DESCRIPTION OF THE TASK: Return every line of the material below verbatim, without changing a single character.
╔══
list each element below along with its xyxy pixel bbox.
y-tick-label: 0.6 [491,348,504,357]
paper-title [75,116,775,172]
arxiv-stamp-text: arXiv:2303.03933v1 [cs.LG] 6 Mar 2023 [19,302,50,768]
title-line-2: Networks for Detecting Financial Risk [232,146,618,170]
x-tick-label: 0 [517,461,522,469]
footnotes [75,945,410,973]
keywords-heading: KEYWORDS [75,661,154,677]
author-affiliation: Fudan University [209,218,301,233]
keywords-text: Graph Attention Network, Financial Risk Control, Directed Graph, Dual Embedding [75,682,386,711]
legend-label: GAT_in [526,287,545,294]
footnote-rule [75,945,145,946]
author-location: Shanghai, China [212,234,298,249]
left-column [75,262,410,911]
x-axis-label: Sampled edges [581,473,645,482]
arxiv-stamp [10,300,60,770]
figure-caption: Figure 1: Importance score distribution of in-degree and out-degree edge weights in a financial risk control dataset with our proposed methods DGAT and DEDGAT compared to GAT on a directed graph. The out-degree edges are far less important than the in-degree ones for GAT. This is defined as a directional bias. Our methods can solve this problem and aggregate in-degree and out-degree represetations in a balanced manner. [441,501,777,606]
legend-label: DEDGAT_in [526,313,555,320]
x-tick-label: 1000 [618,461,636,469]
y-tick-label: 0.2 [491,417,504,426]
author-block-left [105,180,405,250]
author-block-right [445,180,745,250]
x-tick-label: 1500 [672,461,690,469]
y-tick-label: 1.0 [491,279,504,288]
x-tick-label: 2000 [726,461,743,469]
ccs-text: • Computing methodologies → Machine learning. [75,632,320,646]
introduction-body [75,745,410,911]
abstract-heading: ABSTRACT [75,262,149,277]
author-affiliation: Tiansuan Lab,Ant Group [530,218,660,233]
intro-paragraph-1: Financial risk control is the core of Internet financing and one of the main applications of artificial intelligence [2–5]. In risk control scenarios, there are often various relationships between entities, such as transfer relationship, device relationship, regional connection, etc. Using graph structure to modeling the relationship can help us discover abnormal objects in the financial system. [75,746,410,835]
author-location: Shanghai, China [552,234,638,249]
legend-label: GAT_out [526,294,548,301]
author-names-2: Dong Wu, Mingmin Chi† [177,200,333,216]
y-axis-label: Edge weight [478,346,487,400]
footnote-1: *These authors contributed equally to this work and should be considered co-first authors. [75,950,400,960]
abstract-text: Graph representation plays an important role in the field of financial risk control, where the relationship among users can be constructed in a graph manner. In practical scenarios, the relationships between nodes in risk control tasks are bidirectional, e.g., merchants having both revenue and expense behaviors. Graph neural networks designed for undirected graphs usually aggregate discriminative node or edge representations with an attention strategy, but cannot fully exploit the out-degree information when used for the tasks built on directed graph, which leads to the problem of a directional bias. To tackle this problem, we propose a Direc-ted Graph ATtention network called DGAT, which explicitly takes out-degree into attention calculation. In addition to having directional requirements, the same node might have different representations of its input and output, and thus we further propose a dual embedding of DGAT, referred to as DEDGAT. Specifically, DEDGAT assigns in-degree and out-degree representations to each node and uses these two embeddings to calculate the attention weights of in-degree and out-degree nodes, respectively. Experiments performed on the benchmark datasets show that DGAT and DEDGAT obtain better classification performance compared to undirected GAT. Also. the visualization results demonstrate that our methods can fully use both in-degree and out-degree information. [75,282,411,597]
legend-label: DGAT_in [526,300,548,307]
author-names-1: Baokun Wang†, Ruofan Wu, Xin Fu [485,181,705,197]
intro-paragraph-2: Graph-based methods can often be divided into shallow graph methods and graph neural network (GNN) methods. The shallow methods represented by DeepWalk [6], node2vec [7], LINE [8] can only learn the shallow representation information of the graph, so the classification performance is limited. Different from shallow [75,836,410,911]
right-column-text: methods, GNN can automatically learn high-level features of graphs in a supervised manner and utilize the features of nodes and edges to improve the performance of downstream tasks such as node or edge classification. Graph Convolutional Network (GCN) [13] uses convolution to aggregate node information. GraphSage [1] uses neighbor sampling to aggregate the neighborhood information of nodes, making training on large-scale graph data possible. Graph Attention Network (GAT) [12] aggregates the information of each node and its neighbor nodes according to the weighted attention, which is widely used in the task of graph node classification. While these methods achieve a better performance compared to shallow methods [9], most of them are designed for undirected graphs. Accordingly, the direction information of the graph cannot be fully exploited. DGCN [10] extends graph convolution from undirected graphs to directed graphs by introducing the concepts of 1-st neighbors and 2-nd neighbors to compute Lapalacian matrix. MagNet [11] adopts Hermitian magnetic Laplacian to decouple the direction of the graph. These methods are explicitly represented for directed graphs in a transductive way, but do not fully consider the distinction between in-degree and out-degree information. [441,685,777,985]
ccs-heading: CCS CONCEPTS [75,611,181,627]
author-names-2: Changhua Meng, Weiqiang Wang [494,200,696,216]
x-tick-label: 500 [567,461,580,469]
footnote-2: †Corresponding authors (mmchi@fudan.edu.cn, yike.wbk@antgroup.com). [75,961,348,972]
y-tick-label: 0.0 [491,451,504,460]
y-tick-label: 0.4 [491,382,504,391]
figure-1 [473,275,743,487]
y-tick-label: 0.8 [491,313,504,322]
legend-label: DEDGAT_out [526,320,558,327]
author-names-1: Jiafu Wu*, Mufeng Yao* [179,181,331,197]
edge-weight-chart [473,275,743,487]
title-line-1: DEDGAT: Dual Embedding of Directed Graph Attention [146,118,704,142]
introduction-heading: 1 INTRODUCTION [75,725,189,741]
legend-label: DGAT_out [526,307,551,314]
╚══
WRITTEN SOLUTION:
list each element below along with its xyxy pixel bbox.
y-tick-label: 0.6 [491,348,504,357]
paper-title [75,116,775,172]
arxiv-stamp-text: arXiv:2303.03933v1 [cs.LG] 6 Mar 2023 [19,302,50,768]
title-line-2: Networks for Detecting Financial Risk [232,146,618,170]
x-tick-label: 0 [517,461,522,469]
footnotes [75,945,410,973]
keywords-heading: KEYWORDS [75,661,154,677]
author-affiliation: Fudan University [209,218,301,233]
keywords-text: Graph Attention Network, Financial Risk Control, Directed Graph, Dual Embedding [75,682,386,711]
legend-label: GAT_in [526,287,545,294]
footnote-rule [75,945,145,946]
author-location: Shanghai, China [212,234,298,249]
left-column [75,262,410,911]
x-axis-label: Sampled edges [581,473,645,482]
arxiv-stamp [10,300,60,770]
figure-caption: Figure 1: Importance score distribution of in-degree and out-degree edge weights in a financial risk control dataset with our proposed methods DGAT and DEDGAT compared to GAT on a directed graph. The out-degree edges are far less important than the in-degree ones for GAT. This is defined as a directional bias. Our methods can solve this problem and aggregate in-degree and out-degree represetations in a balanced manner. [441,501,777,606]
legend-label: DEDGAT_in [526,313,555,320]
x-tick-label: 1000 [618,461,636,469]
y-tick-label: 0.2 [491,417,504,426]
author-block-left [105,180,405,250]
author-block-right [445,180,745,250]
x-tick-label: 1500 [672,461,690,469]
y-tick-label: 1.0 [491,279,504,288]
x-tick-label: 2000 [726,461,743,469]
ccs-text: • Computing methodologies → Machine learning. [75,632,320,646]
introduction-body [75,745,410,911]
abstract-heading: ABSTRACT [75,262,149,277]
author-affiliation: Tiansuan Lab,Ant Group [530,218,660,233]
intro-paragraph-1: Financial risk control is the core of Internet financing and one of the main applications of artificial intelligence [2–5]. In risk control scenarios, there are often various relationships between entities, such as transfer relationship, device relationship, regional connection, etc. Using graph structure to modeling the relationship can help us discover abnormal objects in the financial system. [75,746,410,835]
author-location: Shanghai, China [552,234,638,249]
legend-label: GAT_out [526,294,548,301]
author-names-2: Dong Wu, Mingmin Chi† [177,200,333,216]
y-axis-label: Edge weight [478,346,487,400]
footnote-1: *These authors contributed equally to this work and should be considered co-first authors. [75,950,400,960]
abstract-text: Graph representation plays an important role in the field of financial risk control, where the relationship among users can be constructed in a graph manner. In practical scenarios, the relationships between nodes in risk control tasks are bidirectional, e.g., merchants having both revenue and expense behaviors. Graph neural networks designed for undirected graphs usually aggregate discriminative node or edge representations with an attention strategy, but cannot fully exploit the out-degree information when used for the tasks built on directed graph, which leads to the problem of a directional bias. To tackle this problem, we propose a Direc-ted Graph ATtention network called DGAT, which explicitly takes out-degree into attention calculation. In addition to having directional requirements, the same node might have different representations of its input and output, and thus we further propose a dual embedding of DGAT, referred to as DEDGAT. Specifically, DEDGAT assigns in-degree and out-degree representations to each node and uses these two embeddings to calculate the attention weights of in-degree and out-degree nodes, respectively. Experiments performed on the benchmark datasets show that DGAT and DEDGAT obtain better classification performance compared to undirected GAT. Also. the visualization results demonstrate that our methods can fully use both in-degree and out-degree information. [75,282,411,597]
legend-label: DGAT_in [526,300,548,307]
author-names-1: Baokun Wang†, Ruofan Wu, Xin Fu [485,181,705,197]
intro-paragraph-2: Graph-based methods can often be divided into shallow graph methods and graph neural network (GNN) methods. The shallow methods represented by DeepWalk [6], node2vec [7], LINE [8] can only learn the shallow representation information of the graph, so the classification performance is limited. Different from shallow [75,836,410,911]
right-column-text: methods, GNN can automatically learn high-level features of graphs in a supervised manner and utilize the features of nodes and edges to improve the performance of downstream tasks such as node or edge classification. Graph Convolutional Network (GCN) [13] uses convolution to aggregate node information. GraphSage [1] uses neighbor sampling to aggregate the neighborhood information of nodes, making training on large-scale graph data possible. Graph Attention Network (GAT) [12] aggregates the information of each node and its neighbor nodes according to the weighted attention, which is widely used in the task of graph node classification. While these methods achieve a better performance compared to shallow methods [9], most of them are designed for undirected graphs. Accordingly, the direction information of the graph cannot be fully exploited. DGCN [10] extends graph convolution from undirected graphs to directed graphs by introducing the concepts of 1-st neighbors and 2-nd neighbors to compute Lapalacian matrix. MagNet [11] adopts Hermitian magnetic Laplacian to decouple the direction of the graph. These methods are explicitly represented for directed graphs in a transductive way, but do not fully consider the distinction between in-degree and out-degree information. [441,685,777,985]
ccs-heading: CCS CONCEPTS [75,611,181,627]
author-names-2: Changhua Meng, Weiqiang Wang [494,200,696,216]
x-tick-label: 500 [567,461,580,469]
footnote-2: †Corresponding authors (mmchi@fudan.edu.cn, yike.wbk@antgroup.com). [75,961,348,972]
y-tick-label: 0.0 [491,451,504,460]
y-tick-label: 0.4 [491,382,504,391]
figure-1 [473,275,743,487]
y-tick-label: 0.8 [491,313,504,322]
legend-label: DEDGAT_out [526,320,558,327]
author-names-1: Jiafu Wu*, Mufeng Yao* [179,181,331,197]
edge-weight-chart [473,275,743,487]
title-line-1: DEDGAT: Dual Embedding of Directed Graph Attention [146,118,704,142]
introduction-heading: 1 INTRODUCTION [75,725,189,741]
legend-label: DGAT_out [526,307,551,314]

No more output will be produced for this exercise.